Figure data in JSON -
——————
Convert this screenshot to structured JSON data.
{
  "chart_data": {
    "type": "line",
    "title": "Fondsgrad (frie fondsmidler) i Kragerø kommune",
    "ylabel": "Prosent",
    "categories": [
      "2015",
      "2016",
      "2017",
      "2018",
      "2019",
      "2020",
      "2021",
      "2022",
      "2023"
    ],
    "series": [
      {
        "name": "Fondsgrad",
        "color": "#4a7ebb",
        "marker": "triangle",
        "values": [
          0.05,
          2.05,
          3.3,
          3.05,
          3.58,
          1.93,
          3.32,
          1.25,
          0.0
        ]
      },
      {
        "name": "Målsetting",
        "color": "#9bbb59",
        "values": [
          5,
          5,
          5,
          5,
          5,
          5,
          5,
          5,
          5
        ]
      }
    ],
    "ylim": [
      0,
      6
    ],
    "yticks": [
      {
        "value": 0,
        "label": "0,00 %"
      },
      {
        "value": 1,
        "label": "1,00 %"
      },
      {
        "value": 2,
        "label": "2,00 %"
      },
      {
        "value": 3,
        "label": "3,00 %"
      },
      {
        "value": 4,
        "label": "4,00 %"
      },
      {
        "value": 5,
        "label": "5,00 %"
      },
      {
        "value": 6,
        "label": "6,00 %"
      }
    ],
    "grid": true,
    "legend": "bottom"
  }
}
——————
Exercise aim -
Transcribe all of the entries without altering anything.

Written reply -
Convert this screenshot to structured JSON data.
{
  "chart_data": {
    "type": "line",
    "title": "Fondsgrad (frie fondsmidler) i Kragerø kommune",
    "ylabel": "Prosent",
    "categories": [
      "2015",
      "2016",
      "2017",
      "2018",
      "2019",
      "2020",
      "2021",
      "2022",
      "2023"
    ],
    "series": [
      {
        "name": "Fondsgrad",
        "color": "#4a7ebb",
        "marker": "triangle",
        "values": [
          0.05,
          2.05,
          3.3,
          3.05,
          3.58,
          1.93,
          3.32,
          1.25,
          0.0
        ]
      },
      {
        "name": "Målsetting",
        "color": "#9bbb59",
        "values": [
          5,
          5,
          5,
          5,
          5,
          5,
          5,
          5,
          5
        ]
      }
    ],
    "ylim": [
      0,
      6
    ],
    "yticks": [
      {
        "value": 0,
        "label": "0,00 %"
      },
      {
        "value": 1,
        "label": "1,00 %"
      },
      {
        "value": 2,
        "label": "2,00 %"
      },
      {
        "value": 3,
        "label": "3,00 %"
      },
      {
        "value": 4,
        "label": "4,00 %"
      },
      {
        "value": 5,
        "label": "5,00 %"
      },
      {
        "value": 6,
        "label": "6,00 %"
      }
    ],
    "grid": true,
    "legend": "bottom"
  }
}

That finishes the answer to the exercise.